INSTRUCTIONS FOR THE TASK:
Repeat the data word for word. Do not include the pictures.
-- BEGIN RECORDS SUPPLIED --
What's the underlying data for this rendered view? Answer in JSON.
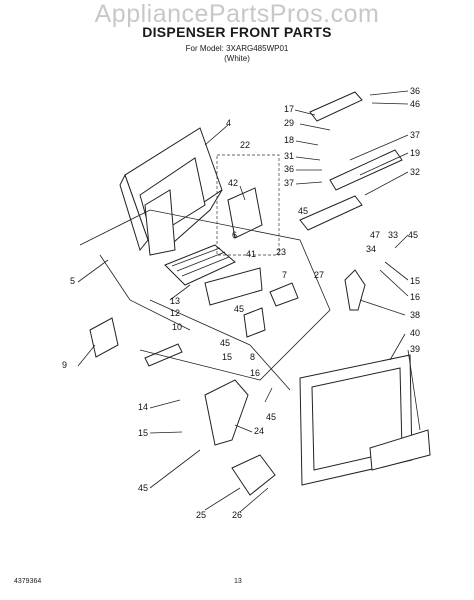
{
  "watermark": "AppliancePartsPros.com",
  "header": {
    "title": "DISPENSER FRONT PARTS",
    "model_line": "For Model: 3XARG485WP01",
    "color_line": "(White)"
  },
  "footer": {
    "doc_number": "4379364",
    "page_number": "13"
  },
  "callouts": [
    "36",
    "46",
    "17",
    "29",
    "18",
    "31",
    "36",
    "37",
    "45",
    "37",
    "19",
    "32",
    "4",
    "22",
    "42",
    "6",
    "23",
    "41",
    "7",
    "5",
    "13",
    "45",
    "33",
    "47",
    "34",
    "15",
    "16",
    "27",
    "45",
    "8",
    "38",
    "12",
    "10",
    "45",
    "15",
    "16",
    "9",
    "14",
    "45",
    "40",
    "39",
    "15",
    "24",
    "45",
    "25",
    "26"
  ]
}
-- END RECORDS SUPPLIED --
SOLUTION:
What's the underlying data for this rendered view? Answer in JSON.
{
  "watermark": "AppliancePartsPros.com",
  "header": {
    "title": "DISPENSER FRONT PARTS",
    "model_line": "For Model: 3XARG485WP01",
    "color_line": "(White)"
  },
  "footer": {
    "doc_number": "4379364",
    "page_number": "13"
  },
  "callouts": [
    "36",
    "46",
    "17",
    "29",
    "18",
    "31",
    "36",
    "37",
    "45",
    "37",
    "19",
    "32",
    "4",
    "22",
    "42",
    "6",
    "23",
    "41",
    "7",
    "5",
    "13",
    "45",
    "33",
    "47",
    "34",
    "15",
    "16",
    "27",
    "45",
    "8",
    "38",
    "12",
    "10",
    "45",
    "15",
    "16",
    "9",
    "14",
    "45",
    "40",
    "39",
    "15",
    "24",
    "45",
    "25",
    "26"
  ]
}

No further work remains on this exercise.